Work to do.
Transcribe each line of the records below exactly, excluding any embedded images.

Given data.
·····
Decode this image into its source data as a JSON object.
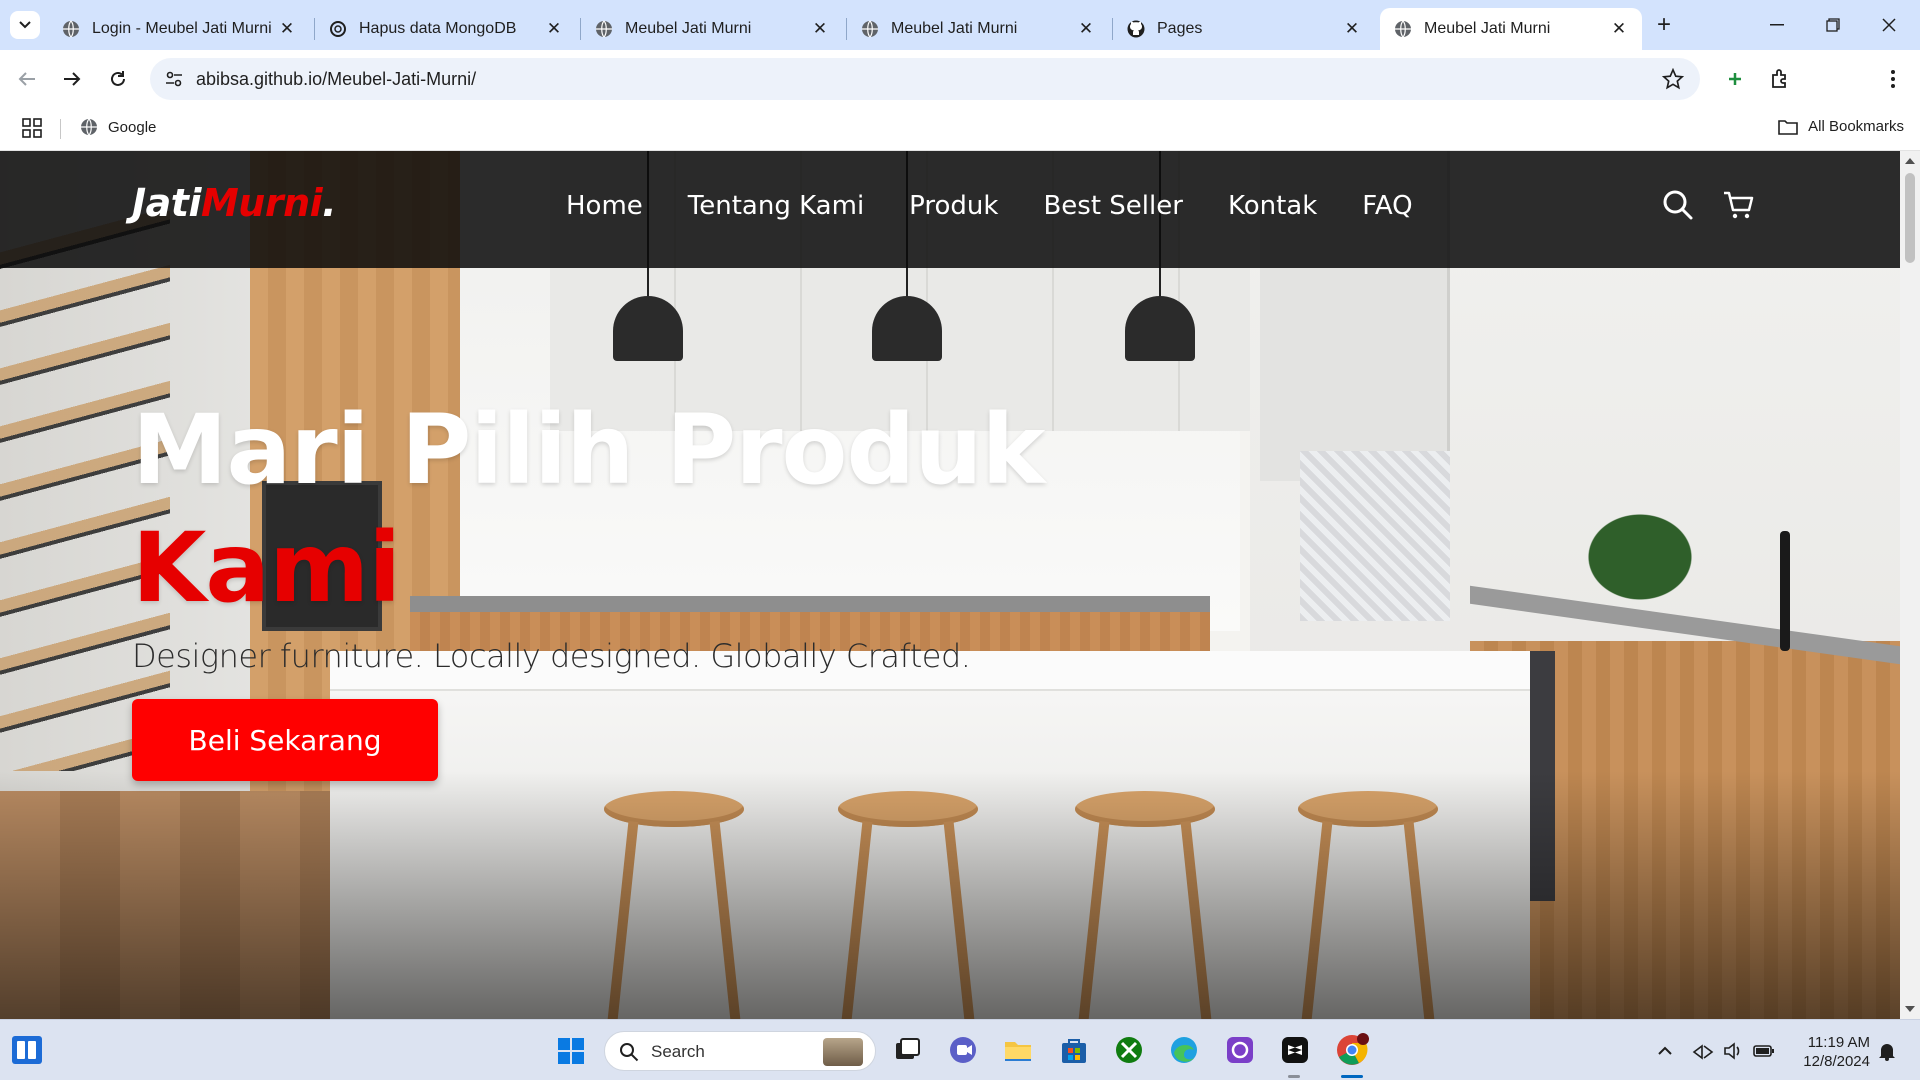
{
  "browser": {
    "tabs": [
      {
        "title": "Login - Meubel Jati Murni",
        "icon": "globe-icon"
      },
      {
        "title": "Hapus data MongoDB",
        "icon": "openai-icon"
      },
      {
        "title": "Meubel Jati Murni",
        "icon": "globe-icon"
      },
      {
        "title": "Meubel Jati Murni",
        "icon": "globe-icon"
      },
      {
        "title": "Pages",
        "icon": "github-icon"
      },
      {
        "title": "Meubel Jati Murni",
        "icon": "globe-icon",
        "active": true
      }
    ],
    "url": "abibsa.github.io/Meubel-Jati-Murni/",
    "bookmarks": {
      "google": "Google",
      "all": "All Bookmarks"
    }
  },
  "site": {
    "brand": {
      "main": "Jati",
      "accent": "Murni",
      "dot": "."
    },
    "nav": [
      "Home",
      "Tentang Kami",
      "Produk",
      "Best Seller",
      "Kontak",
      "FAQ"
    ],
    "hero": {
      "title_line1": "Mari Pilih Produk",
      "title_line2": "Kami",
      "subtitle": "Designer furniture. Locally designed. Globally Crafted.",
      "cta": "Beli Sekarang"
    },
    "colors": {
      "accent": "#e60000",
      "header_bg": "#111111",
      "button": "#ff0000"
    }
  },
  "taskbar": {
    "search_label": "Search",
    "time": "11:19 AM",
    "date": "12/8/2024"
  }
}
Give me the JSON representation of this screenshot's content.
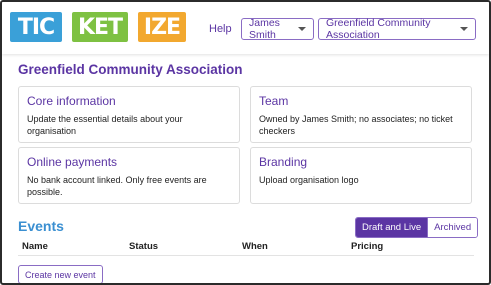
·····
Written solution.
Decode this image into its source data as a JSON object.
{
  "browser": {
    "tabs": [
      {
        "title": "Login - Meubel Jati Murni",
        "icon": "globe-icon"
      },
      {
        "title": "Hapus data MongoDB",
        "icon": "openai-icon"
      },
      {
        "title": "Meubel Jati Murni",
        "icon": "globe-icon"
      },
      {
        "title": "Meubel Jati Murni",
        "icon": "globe-icon"
      },
      {
        "title": "Pages",
        "icon": "github-icon"
      },
      {
        "title": "Meubel Jati Murni",
        "icon": "globe-icon",
        "active": true
      }
    ],
    "url": "abibsa.github.io/Meubel-Jati-Murni/",
    "bookmarks": {
      "google": "Google",
      "all": "All Bookmarks"
    }
  },
  "site": {
    "brand": {
      "main": "Jati",
      "accent": "Murni",
      "dot": "."
    },
    "nav": [
      "Home",
      "Tentang Kami",
      "Produk",
      "Best Seller",
      "Kontak",
      "FAQ"
    ],
    "hero": {
      "title_line1": "Mari Pilih Produk",
      "title_line2": "Kami",
      "subtitle": "Designer furniture. Locally designed. Globally Crafted.",
      "cta": "Beli Sekarang"
    },
    "colors": {
      "accent": "#e60000",
      "header_bg": "#111111",
      "button": "#ff0000"
    }
  },
  "taskbar": {
    "search_label": "Search",
    "time": "11:19 AM",
    "date": "12/8/2024"
  }
}
Give me the JSON representation of this screenshot's content.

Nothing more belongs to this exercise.